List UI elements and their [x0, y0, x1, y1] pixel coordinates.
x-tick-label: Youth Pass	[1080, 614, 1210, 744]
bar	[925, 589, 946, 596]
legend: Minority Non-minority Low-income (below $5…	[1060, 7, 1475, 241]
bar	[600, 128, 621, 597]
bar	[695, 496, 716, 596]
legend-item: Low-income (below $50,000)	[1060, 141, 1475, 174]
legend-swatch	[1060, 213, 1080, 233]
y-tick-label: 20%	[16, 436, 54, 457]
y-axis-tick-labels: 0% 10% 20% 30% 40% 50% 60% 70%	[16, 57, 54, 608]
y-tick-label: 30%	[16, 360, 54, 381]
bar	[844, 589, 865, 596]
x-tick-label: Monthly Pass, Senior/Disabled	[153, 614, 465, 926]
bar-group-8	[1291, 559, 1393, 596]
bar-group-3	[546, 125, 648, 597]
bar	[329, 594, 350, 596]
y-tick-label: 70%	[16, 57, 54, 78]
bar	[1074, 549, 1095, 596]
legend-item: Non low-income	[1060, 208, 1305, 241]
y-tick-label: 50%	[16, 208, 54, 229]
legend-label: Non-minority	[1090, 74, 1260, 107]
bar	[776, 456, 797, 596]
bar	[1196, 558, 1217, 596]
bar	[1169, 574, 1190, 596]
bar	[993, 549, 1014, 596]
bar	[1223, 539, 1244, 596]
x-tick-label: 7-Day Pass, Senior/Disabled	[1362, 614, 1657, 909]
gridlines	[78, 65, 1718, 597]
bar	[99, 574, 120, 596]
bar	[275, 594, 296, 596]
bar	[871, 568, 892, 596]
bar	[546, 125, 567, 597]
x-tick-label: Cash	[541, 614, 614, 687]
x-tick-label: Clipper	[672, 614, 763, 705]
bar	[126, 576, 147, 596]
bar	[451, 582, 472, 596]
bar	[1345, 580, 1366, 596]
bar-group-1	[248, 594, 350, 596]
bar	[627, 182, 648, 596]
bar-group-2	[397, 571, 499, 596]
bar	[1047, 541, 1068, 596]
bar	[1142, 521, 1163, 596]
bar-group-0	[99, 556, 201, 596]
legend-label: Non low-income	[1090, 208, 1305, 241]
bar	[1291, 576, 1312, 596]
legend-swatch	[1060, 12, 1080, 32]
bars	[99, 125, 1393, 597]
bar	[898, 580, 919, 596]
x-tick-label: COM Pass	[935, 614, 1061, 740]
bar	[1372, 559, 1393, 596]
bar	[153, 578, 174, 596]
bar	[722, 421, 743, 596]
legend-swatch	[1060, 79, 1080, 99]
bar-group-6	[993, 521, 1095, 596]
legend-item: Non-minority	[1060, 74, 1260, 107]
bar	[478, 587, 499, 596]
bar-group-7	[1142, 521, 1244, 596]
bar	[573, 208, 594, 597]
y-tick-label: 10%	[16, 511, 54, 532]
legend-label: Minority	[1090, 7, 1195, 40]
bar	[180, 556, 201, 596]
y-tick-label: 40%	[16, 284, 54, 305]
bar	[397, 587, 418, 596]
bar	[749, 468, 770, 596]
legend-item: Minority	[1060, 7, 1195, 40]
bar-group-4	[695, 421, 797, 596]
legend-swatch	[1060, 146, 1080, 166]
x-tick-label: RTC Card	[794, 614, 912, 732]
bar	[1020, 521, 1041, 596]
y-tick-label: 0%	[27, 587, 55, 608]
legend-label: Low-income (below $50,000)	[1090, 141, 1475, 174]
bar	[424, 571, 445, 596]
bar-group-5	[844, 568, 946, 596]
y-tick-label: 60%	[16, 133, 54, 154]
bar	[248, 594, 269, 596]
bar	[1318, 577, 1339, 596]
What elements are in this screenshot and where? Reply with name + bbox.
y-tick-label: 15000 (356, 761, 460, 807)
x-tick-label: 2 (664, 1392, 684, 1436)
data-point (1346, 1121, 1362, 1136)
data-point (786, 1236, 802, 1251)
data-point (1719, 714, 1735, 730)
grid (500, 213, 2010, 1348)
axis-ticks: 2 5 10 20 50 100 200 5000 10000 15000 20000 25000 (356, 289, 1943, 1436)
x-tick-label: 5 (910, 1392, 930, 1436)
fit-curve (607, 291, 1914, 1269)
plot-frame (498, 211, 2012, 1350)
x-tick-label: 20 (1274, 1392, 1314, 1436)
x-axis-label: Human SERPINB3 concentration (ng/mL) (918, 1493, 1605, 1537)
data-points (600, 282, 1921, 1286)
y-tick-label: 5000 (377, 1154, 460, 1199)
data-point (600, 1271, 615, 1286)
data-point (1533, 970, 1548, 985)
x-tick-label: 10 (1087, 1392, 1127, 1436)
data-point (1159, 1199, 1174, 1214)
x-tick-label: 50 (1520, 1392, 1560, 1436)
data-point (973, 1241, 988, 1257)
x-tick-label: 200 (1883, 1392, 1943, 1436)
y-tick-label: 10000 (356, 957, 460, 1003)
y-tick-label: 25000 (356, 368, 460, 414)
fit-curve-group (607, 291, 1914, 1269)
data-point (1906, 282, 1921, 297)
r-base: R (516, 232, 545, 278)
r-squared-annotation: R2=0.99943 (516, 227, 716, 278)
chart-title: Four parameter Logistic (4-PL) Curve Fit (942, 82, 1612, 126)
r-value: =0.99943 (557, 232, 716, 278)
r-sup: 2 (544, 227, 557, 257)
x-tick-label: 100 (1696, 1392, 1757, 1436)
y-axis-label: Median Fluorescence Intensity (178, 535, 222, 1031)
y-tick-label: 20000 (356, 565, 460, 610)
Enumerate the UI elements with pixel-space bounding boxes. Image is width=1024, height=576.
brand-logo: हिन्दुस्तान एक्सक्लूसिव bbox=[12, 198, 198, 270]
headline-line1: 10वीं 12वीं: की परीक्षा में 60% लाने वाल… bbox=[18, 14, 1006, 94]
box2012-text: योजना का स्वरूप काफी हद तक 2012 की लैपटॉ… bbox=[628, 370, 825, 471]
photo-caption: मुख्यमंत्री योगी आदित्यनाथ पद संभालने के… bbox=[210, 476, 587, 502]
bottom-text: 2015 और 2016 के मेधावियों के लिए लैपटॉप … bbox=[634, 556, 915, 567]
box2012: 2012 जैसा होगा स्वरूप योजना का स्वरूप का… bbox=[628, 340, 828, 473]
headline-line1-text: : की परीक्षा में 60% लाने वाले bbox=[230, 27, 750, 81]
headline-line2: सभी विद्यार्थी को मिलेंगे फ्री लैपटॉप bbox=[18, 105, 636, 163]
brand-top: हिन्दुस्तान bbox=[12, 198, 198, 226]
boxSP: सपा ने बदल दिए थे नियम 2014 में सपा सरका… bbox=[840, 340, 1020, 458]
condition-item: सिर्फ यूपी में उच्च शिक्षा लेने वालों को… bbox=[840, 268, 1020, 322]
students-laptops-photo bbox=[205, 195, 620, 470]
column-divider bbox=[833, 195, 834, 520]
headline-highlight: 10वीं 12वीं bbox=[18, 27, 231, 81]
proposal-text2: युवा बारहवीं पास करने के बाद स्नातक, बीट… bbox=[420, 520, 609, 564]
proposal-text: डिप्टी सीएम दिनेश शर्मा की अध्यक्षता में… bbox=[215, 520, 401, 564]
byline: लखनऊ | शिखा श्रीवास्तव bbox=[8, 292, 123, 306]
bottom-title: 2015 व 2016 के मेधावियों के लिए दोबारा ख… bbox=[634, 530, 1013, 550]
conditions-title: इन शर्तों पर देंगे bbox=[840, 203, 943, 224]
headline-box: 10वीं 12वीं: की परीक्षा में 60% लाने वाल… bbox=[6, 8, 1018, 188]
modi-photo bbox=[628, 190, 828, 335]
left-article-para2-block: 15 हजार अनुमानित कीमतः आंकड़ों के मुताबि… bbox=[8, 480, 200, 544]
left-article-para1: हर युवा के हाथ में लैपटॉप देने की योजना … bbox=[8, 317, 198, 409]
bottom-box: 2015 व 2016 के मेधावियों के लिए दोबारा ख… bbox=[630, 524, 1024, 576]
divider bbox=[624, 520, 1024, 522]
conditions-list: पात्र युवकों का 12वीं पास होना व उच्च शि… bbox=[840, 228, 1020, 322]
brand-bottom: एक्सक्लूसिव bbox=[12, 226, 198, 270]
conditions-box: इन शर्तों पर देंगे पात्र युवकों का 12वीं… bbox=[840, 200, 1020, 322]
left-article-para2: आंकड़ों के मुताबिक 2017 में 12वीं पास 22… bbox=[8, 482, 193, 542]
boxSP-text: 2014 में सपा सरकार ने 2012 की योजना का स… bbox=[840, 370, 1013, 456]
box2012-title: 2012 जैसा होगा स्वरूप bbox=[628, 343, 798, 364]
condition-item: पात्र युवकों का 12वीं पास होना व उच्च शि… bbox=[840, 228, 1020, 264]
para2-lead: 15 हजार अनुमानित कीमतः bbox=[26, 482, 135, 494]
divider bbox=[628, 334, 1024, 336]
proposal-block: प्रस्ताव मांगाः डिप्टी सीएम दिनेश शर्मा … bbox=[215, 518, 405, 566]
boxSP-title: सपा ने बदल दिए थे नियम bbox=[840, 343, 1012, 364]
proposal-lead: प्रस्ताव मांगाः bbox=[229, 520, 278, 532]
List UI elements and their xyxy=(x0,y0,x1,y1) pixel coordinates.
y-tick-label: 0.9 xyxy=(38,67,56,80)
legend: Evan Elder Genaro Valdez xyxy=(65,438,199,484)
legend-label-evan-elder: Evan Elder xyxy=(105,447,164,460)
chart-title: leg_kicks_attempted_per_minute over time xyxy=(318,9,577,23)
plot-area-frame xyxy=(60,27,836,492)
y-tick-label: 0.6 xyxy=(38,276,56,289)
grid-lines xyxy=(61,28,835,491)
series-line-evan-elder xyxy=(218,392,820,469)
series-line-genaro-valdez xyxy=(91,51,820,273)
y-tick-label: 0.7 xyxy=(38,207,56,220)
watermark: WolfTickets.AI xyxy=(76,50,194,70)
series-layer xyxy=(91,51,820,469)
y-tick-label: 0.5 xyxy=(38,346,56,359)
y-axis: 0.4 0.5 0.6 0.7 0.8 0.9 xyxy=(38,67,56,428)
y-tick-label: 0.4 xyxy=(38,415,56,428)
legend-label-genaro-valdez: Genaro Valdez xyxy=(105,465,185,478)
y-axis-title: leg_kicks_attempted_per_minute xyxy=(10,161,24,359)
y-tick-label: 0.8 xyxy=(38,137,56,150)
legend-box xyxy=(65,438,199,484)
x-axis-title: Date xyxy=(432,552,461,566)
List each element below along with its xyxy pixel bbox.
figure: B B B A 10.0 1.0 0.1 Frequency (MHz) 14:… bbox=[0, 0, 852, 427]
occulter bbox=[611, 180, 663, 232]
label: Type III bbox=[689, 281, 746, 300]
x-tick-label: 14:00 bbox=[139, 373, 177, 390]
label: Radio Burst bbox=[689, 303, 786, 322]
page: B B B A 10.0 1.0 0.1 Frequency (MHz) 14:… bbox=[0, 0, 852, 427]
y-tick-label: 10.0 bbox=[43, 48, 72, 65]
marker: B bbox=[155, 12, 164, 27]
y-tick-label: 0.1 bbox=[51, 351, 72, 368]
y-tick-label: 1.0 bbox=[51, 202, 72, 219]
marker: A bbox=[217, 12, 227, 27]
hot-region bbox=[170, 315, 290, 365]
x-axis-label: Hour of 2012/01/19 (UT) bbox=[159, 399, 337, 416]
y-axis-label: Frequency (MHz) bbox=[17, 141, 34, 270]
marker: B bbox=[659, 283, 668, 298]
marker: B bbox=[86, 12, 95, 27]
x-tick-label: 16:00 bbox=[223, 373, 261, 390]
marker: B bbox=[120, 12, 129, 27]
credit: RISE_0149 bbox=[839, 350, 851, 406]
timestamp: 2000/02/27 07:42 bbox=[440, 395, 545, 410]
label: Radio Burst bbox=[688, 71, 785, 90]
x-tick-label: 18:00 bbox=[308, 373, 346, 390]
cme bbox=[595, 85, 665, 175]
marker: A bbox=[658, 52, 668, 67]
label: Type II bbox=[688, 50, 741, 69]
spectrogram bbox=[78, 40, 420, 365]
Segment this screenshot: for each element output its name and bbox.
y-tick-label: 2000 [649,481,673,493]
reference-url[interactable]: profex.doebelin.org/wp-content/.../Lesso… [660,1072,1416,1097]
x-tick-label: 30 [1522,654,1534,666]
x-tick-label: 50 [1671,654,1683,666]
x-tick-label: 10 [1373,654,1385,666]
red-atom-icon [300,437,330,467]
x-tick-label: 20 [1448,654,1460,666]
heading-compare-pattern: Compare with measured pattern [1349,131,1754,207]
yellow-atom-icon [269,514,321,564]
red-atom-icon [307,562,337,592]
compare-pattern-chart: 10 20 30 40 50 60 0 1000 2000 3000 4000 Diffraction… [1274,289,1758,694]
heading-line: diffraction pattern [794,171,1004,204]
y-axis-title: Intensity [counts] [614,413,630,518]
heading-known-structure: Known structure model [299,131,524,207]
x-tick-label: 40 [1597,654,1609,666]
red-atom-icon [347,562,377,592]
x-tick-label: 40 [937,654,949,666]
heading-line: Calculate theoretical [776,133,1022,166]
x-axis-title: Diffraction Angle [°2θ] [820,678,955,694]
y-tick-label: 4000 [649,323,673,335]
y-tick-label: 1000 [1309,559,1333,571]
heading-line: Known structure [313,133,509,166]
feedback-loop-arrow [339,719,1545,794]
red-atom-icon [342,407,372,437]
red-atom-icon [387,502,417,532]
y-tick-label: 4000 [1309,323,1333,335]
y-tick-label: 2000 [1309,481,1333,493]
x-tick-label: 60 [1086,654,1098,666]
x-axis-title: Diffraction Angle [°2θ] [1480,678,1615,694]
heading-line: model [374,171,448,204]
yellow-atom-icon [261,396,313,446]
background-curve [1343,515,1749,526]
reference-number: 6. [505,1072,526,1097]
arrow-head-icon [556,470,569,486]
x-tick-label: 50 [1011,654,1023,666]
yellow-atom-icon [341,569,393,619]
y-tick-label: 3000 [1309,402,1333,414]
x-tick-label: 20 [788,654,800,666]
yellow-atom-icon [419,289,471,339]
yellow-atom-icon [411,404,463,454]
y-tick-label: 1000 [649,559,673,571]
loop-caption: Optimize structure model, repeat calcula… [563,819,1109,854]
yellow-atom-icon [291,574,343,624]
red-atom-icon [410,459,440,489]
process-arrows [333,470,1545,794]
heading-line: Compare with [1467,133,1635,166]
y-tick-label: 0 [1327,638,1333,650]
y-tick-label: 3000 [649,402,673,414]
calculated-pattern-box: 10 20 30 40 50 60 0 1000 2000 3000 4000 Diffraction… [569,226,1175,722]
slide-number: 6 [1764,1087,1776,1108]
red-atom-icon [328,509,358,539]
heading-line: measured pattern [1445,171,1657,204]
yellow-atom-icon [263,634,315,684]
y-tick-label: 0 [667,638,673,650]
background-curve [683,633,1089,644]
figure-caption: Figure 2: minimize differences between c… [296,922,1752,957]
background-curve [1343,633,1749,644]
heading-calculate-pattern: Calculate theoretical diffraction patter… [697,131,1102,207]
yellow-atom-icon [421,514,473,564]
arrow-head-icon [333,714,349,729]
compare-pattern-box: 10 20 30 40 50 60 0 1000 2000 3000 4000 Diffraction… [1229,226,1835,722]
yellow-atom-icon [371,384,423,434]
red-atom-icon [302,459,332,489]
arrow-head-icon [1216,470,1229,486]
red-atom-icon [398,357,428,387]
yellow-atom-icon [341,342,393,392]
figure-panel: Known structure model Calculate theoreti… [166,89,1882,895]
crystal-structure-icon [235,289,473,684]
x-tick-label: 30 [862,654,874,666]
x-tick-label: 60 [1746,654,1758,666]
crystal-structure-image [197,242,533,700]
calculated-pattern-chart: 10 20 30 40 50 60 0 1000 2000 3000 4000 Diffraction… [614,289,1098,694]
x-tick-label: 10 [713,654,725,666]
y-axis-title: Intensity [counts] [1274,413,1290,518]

* [OBJECTIVE]:
Copy the entries from the first line through the line containing "574, 120, 596]", both ends included, substituting "x-axis-label" for every "x-tick-label" and leaving everything else as it is.

* [COMPLETE RESPONSE]:
List UI elements and their [x0, y0, x1, y1] pixel coordinates.
x-axis-label: Youth Pass	[1080, 614, 1210, 744]
bar	[925, 589, 946, 596]
legend: Minority Non-minority Low-income (below $5…	[1060, 7, 1475, 241]
bar	[600, 128, 621, 597]
bar	[695, 496, 716, 596]
legend-item: Low-income (below $50,000)	[1060, 141, 1475, 174]
legend-swatch	[1060, 213, 1080, 233]
y-tick-label: 20%	[16, 436, 54, 457]
y-axis-tick-labels: 0% 10% 20% 30% 40% 50% 60% 70%	[16, 57, 54, 608]
y-tick-label: 30%	[16, 360, 54, 381]
bar	[844, 589, 865, 596]
x-axis-label: Monthly Pass, Senior/Disabled	[153, 614, 465, 926]
bar-group-8	[1291, 559, 1393, 596]
bar-group-3	[546, 125, 648, 597]
bar	[329, 594, 350, 596]
y-tick-label: 70%	[16, 57, 54, 78]
bar	[1074, 549, 1095, 596]
legend-item: Non low-income	[1060, 208, 1305, 241]
y-tick-label: 50%	[16, 208, 54, 229]
legend-label: Non-minority	[1090, 74, 1260, 107]
bar	[776, 456, 797, 596]
bar	[1196, 558, 1217, 596]
bar	[1169, 574, 1190, 596]
bar	[993, 549, 1014, 596]
bar	[1223, 539, 1244, 596]
x-axis-label: 7-Day Pass, Senior/Disabled	[1362, 614, 1657, 909]
gridlines	[78, 65, 1718, 597]
bar	[99, 574, 120, 596]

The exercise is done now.